#### [Stored records]

▼

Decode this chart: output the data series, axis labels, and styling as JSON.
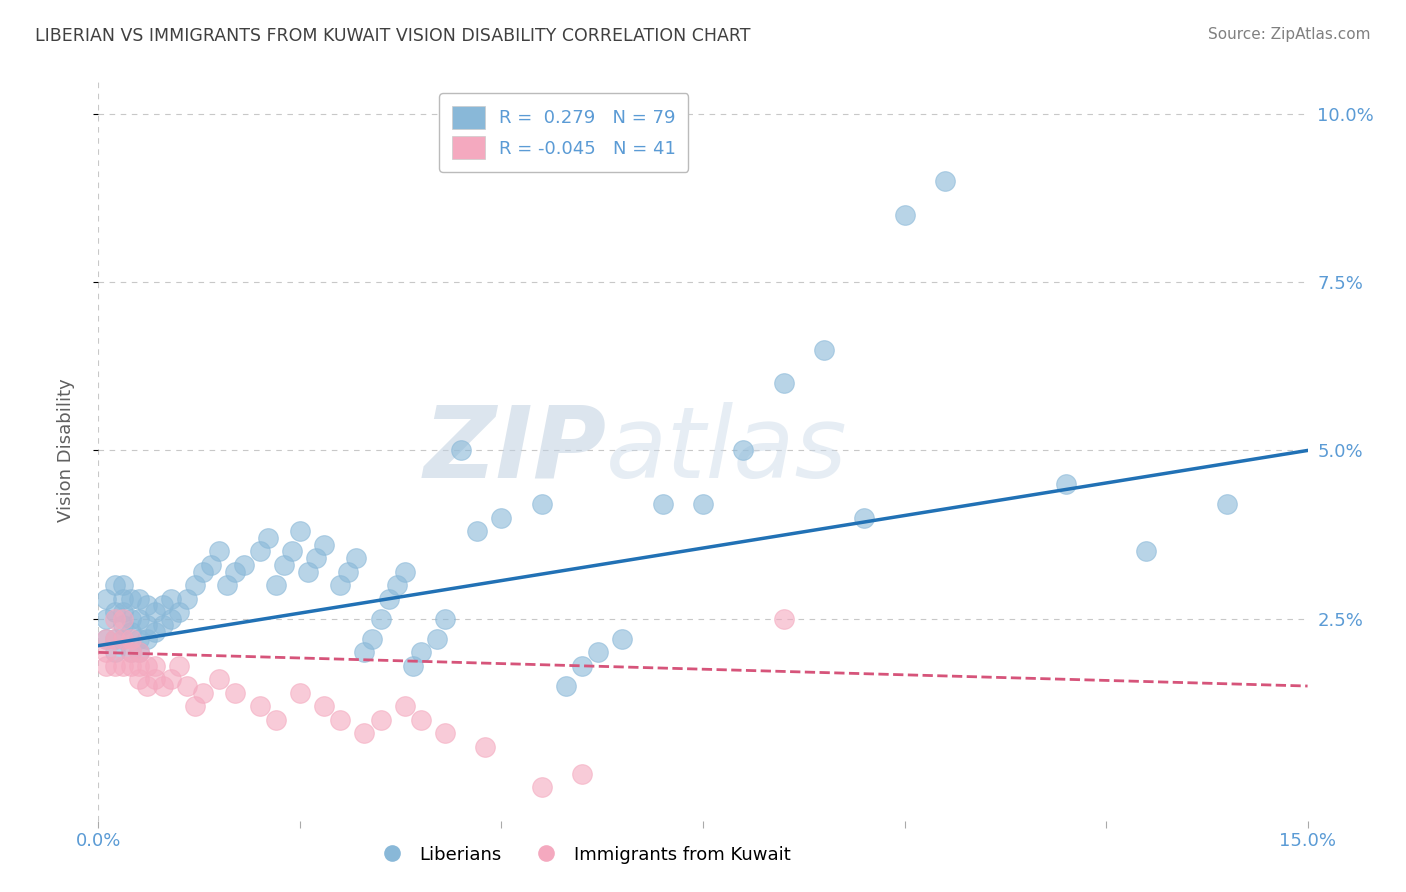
{
  "title": "LIBERIAN VS IMMIGRANTS FROM KUWAIT VISION DISABILITY CORRELATION CHART",
  "source": "Source: ZipAtlas.com",
  "ylabel": "Vision Disability",
  "xlim": [
    0.0,
    0.15
  ],
  "ylim": [
    -0.005,
    0.105
  ],
  "blue_color": "#89b8d8",
  "pink_color": "#f4a9bf",
  "blue_line_color": "#2171b5",
  "pink_line_color": "#d6547a",
  "R_blue": 0.279,
  "N_blue": 79,
  "R_pink": -0.045,
  "N_pink": 41,
  "legend_label_blue": "Liberians",
  "legend_label_pink": "Immigrants from Kuwait",
  "watermark_zip": "ZIP",
  "watermark_atlas": "atlas",
  "background_color": "#ffffff",
  "grid_color": "#c8c8c8",
  "title_color": "#404040",
  "axis_label_color": "#5b9bd5",
  "blue_scatter_x": [
    0.001,
    0.001,
    0.001,
    0.002,
    0.002,
    0.002,
    0.002,
    0.003,
    0.003,
    0.003,
    0.003,
    0.003,
    0.004,
    0.004,
    0.004,
    0.004,
    0.005,
    0.005,
    0.005,
    0.005,
    0.006,
    0.006,
    0.006,
    0.007,
    0.007,
    0.008,
    0.008,
    0.009,
    0.009,
    0.01,
    0.011,
    0.012,
    0.013,
    0.014,
    0.015,
    0.016,
    0.017,
    0.018,
    0.02,
    0.021,
    0.022,
    0.023,
    0.024,
    0.025,
    0.026,
    0.027,
    0.028,
    0.03,
    0.031,
    0.032,
    0.033,
    0.034,
    0.035,
    0.036,
    0.037,
    0.038,
    0.039,
    0.04,
    0.042,
    0.043,
    0.045,
    0.047,
    0.05,
    0.055,
    0.058,
    0.06,
    0.062,
    0.065,
    0.07,
    0.075,
    0.08,
    0.085,
    0.09,
    0.095,
    0.1,
    0.105,
    0.12,
    0.13,
    0.14
  ],
  "blue_scatter_y": [
    0.022,
    0.025,
    0.028,
    0.02,
    0.022,
    0.026,
    0.03,
    0.022,
    0.024,
    0.026,
    0.028,
    0.03,
    0.02,
    0.023,
    0.025,
    0.028,
    0.02,
    0.022,
    0.025,
    0.028,
    0.022,
    0.024,
    0.027,
    0.023,
    0.026,
    0.024,
    0.027,
    0.025,
    0.028,
    0.026,
    0.028,
    0.03,
    0.032,
    0.033,
    0.035,
    0.03,
    0.032,
    0.033,
    0.035,
    0.037,
    0.03,
    0.033,
    0.035,
    0.038,
    0.032,
    0.034,
    0.036,
    0.03,
    0.032,
    0.034,
    0.02,
    0.022,
    0.025,
    0.028,
    0.03,
    0.032,
    0.018,
    0.02,
    0.022,
    0.025,
    0.05,
    0.038,
    0.04,
    0.042,
    0.015,
    0.018,
    0.02,
    0.022,
    0.042,
    0.042,
    0.05,
    0.06,
    0.065,
    0.04,
    0.085,
    0.09,
    0.045,
    0.035,
    0.042
  ],
  "pink_scatter_x": [
    0.001,
    0.001,
    0.001,
    0.002,
    0.002,
    0.002,
    0.003,
    0.003,
    0.003,
    0.004,
    0.004,
    0.004,
    0.005,
    0.005,
    0.005,
    0.006,
    0.006,
    0.007,
    0.007,
    0.008,
    0.009,
    0.01,
    0.011,
    0.012,
    0.013,
    0.015,
    0.017,
    0.02,
    0.022,
    0.025,
    0.028,
    0.03,
    0.033,
    0.035,
    0.038,
    0.04,
    0.043,
    0.048,
    0.055,
    0.06,
    0.085
  ],
  "pink_scatter_y": [
    0.02,
    0.022,
    0.018,
    0.018,
    0.022,
    0.025,
    0.018,
    0.022,
    0.025,
    0.018,
    0.02,
    0.022,
    0.016,
    0.018,
    0.02,
    0.015,
    0.018,
    0.016,
    0.018,
    0.015,
    0.016,
    0.018,
    0.015,
    0.012,
    0.014,
    0.016,
    0.014,
    0.012,
    0.01,
    0.014,
    0.012,
    0.01,
    0.008,
    0.01,
    0.012,
    0.01,
    0.008,
    0.006,
    0.0,
    0.002,
    0.025
  ]
}
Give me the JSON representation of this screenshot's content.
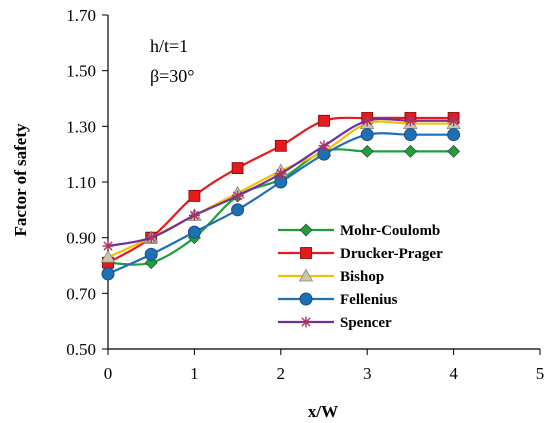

▲

#### [Aim]
Print each line of the material above exactly, with the pictures removed from your copy.

#### [Solution]
Decode this chart: output the data series, axis labels, and styling as JSON.
{
  "title": "LIBERIAN VS IMMIGRANTS FROM KUWAIT VISION DISABILITY CORRELATION CHART",
  "source": "Source: ZipAtlas.com",
  "ylabel": "Vision Disability",
  "xlim": [
    0.0,
    0.15
  ],
  "ylim": [
    -0.005,
    0.105
  ],
  "blue_color": "#89b8d8",
  "pink_color": "#f4a9bf",
  "blue_line_color": "#2171b5",
  "pink_line_color": "#d6547a",
  "R_blue": 0.279,
  "N_blue": 79,
  "R_pink": -0.045,
  "N_pink": 41,
  "legend_label_blue": "Liberians",
  "legend_label_pink": "Immigrants from Kuwait",
  "watermark_zip": "ZIP",
  "watermark_atlas": "atlas",
  "background_color": "#ffffff",
  "grid_color": "#c8c8c8",
  "title_color": "#404040",
  "axis_label_color": "#5b9bd5",
  "blue_scatter_x": [
    0.001,
    0.001,
    0.001,
    0.002,
    0.002,
    0.002,
    0.002,
    0.003,
    0.003,
    0.003,
    0.003,
    0.003,
    0.004,
    0.004,
    0.004,
    0.004,
    0.005,
    0.005,
    0.005,
    0.005,
    0.006,
    0.006,
    0.006,
    0.007,
    0.007,
    0.008,
    0.008,
    0.009,
    0.009,
    0.01,
    0.011,
    0.012,
    0.013,
    0.014,
    0.015,
    0.016,
    0.017,
    0.018,
    0.02,
    0.021,
    0.022,
    0.023,
    0.024,
    0.025,
    0.026,
    0.027,
    0.028,
    0.03,
    0.031,
    0.032,
    0.033,
    0.034,
    0.035,
    0.036,
    0.037,
    0.038,
    0.039,
    0.04,
    0.042,
    0.043,
    0.045,
    0.047,
    0.05,
    0.055,
    0.058,
    0.06,
    0.062,
    0.065,
    0.07,
    0.075,
    0.08,
    0.085,
    0.09,
    0.095,
    0.1,
    0.105,
    0.12,
    0.13,
    0.14
  ],
  "blue_scatter_y": [
    0.022,
    0.025,
    0.028,
    0.02,
    0.022,
    0.026,
    0.03,
    0.022,
    0.024,
    0.026,
    0.028,
    0.03,
    0.02,
    0.023,
    0.025,
    0.028,
    0.02,
    0.022,
    0.025,
    0.028,
    0.022,
    0.024,
    0.027,
    0.023,
    0.026,
    0.024,
    0.027,
    0.025,
    0.028,
    0.026,
    0.028,
    0.03,
    0.032,
    0.033,
    0.035,
    0.03,
    0.032,
    0.033,
    0.035,
    0.037,
    0.03,
    0.033,
    0.035,
    0.038,
    0.032,
    0.034,
    0.036,
    0.03,
    0.032,
    0.034,
    0.02,
    0.022,
    0.025,
    0.028,
    0.03,
    0.032,
    0.018,
    0.02,
    0.022,
    0.025,
    0.05,
    0.038,
    0.04,
    0.042,
    0.015,
    0.018,
    0.02,
    0.022,
    0.042,
    0.042,
    0.05,
    0.06,
    0.065,
    0.04,
    0.085,
    0.09,
    0.045,
    0.035,
    0.042
  ],
  "pink_scatter_x": [
    0.001,
    0.001,
    0.001,
    0.002,
    0.002,
    0.002,
    0.003,
    0.003,
    0.003,
    0.004,
    0.004,
    0.004,
    0.005,
    0.005,
    0.005,
    0.006,
    0.006,
    0.007,
    0.007,
    0.008,
    0.009,
    0.01,
    0.011,
    0.012,
    0.013,
    0.015,
    0.017,
    0.02,
    0.022,
    0.025,
    0.028,
    0.03,
    0.033,
    0.035,
    0.038,
    0.04,
    0.043,
    0.048,
    0.055,
    0.06,
    0.085
  ],
  "pink_scatter_y": [
    0.02,
    0.022,
    0.018,
    0.018,
    0.022,
    0.025,
    0.018,
    0.022,
    0.025,
    0.018,
    0.02,
    0.022,
    0.016,
    0.018,
    0.02,
    0.015,
    0.018,
    0.016,
    0.018,
    0.015,
    0.016,
    0.018,
    0.015,
    0.012,
    0.014,
    0.016,
    0.014,
    0.012,
    0.01,
    0.014,
    0.012,
    0.01,
    0.008,
    0.01,
    0.012,
    0.01,
    0.008,
    0.006,
    0.0,
    0.002,
    0.025
  ]
}
Give me the JSON representation of this screenshot's content.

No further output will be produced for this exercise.